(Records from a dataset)
=-=-=
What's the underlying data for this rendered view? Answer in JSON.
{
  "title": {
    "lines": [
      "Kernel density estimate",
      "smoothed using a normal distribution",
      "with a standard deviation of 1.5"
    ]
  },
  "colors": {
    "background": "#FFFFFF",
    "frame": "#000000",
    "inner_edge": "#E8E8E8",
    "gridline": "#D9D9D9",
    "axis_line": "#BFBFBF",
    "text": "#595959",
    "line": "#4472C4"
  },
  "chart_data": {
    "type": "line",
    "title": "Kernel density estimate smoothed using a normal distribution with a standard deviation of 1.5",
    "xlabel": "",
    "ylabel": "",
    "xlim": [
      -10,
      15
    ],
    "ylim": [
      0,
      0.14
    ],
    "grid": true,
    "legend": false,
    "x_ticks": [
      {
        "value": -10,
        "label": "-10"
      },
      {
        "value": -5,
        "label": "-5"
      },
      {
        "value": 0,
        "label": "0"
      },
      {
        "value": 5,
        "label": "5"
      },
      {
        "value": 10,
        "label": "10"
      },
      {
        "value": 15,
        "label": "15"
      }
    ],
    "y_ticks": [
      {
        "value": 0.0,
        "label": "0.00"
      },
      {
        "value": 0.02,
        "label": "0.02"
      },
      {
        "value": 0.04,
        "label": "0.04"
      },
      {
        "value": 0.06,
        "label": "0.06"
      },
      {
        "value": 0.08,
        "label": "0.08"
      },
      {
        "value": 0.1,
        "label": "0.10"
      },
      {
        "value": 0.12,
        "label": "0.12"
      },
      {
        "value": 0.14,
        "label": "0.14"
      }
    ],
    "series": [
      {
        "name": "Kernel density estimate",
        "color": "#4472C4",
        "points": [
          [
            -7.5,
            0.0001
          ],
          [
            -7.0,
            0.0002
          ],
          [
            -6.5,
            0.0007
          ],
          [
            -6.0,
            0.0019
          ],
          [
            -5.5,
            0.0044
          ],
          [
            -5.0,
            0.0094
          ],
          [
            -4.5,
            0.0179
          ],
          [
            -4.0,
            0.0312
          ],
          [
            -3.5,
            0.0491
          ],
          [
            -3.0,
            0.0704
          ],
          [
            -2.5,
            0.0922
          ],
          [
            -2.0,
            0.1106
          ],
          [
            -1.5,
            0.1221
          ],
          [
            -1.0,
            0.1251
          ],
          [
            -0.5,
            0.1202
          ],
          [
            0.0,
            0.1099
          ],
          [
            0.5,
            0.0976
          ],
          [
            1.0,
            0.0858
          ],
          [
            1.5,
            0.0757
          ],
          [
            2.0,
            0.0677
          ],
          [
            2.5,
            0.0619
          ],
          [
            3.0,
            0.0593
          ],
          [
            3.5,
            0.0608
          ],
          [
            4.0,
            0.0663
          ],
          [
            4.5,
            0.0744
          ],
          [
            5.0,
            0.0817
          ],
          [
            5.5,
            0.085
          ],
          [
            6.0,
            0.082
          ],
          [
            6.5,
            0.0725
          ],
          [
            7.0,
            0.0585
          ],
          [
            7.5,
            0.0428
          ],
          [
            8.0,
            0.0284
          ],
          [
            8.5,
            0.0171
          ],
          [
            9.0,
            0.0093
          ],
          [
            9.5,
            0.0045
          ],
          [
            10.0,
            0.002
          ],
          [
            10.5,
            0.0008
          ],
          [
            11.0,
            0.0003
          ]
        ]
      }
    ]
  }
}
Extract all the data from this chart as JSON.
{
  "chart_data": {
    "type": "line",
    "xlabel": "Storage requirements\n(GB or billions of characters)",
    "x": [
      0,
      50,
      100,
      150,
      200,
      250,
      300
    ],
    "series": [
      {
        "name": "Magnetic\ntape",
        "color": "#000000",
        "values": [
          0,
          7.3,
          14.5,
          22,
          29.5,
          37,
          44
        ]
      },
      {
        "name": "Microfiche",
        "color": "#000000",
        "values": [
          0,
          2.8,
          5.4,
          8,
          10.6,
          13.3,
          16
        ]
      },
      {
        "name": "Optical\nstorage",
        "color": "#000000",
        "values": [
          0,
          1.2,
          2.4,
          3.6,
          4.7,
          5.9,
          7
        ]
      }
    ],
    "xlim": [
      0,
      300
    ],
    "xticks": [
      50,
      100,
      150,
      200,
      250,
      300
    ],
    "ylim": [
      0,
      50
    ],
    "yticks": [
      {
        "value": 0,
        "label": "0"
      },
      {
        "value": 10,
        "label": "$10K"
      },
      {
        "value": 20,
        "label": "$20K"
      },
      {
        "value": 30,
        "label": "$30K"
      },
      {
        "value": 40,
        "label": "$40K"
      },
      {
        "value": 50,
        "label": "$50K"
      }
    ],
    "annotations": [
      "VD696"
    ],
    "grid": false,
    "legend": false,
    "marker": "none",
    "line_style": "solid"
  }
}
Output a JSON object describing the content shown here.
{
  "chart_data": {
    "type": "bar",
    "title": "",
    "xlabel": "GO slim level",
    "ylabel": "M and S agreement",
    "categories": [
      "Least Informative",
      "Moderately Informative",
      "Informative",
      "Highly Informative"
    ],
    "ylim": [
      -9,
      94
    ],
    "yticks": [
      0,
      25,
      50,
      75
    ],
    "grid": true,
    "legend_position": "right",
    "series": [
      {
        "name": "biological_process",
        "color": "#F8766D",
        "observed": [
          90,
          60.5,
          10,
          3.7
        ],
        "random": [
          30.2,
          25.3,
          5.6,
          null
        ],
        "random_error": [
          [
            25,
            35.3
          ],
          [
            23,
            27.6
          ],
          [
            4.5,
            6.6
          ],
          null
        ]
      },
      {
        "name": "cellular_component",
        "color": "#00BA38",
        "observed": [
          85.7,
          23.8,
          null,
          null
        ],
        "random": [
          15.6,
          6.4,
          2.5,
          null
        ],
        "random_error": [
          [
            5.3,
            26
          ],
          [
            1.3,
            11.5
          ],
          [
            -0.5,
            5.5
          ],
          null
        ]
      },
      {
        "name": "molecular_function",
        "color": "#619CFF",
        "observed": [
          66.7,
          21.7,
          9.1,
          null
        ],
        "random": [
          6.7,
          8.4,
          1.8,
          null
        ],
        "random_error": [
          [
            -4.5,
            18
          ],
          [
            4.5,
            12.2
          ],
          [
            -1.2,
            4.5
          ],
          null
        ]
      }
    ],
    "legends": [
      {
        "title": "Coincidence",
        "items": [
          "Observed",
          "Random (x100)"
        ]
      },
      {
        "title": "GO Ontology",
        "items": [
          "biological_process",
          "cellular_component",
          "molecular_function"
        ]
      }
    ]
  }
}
=-=-=
Exercise task —
Pick out all lines from the data above in which the word "xlabel" appears.

Correct answer —
    "xlabel": "",
    "xlabel": "Storage requirements\n(GB or billions of characters)",
    "xlabel": "GO slim level",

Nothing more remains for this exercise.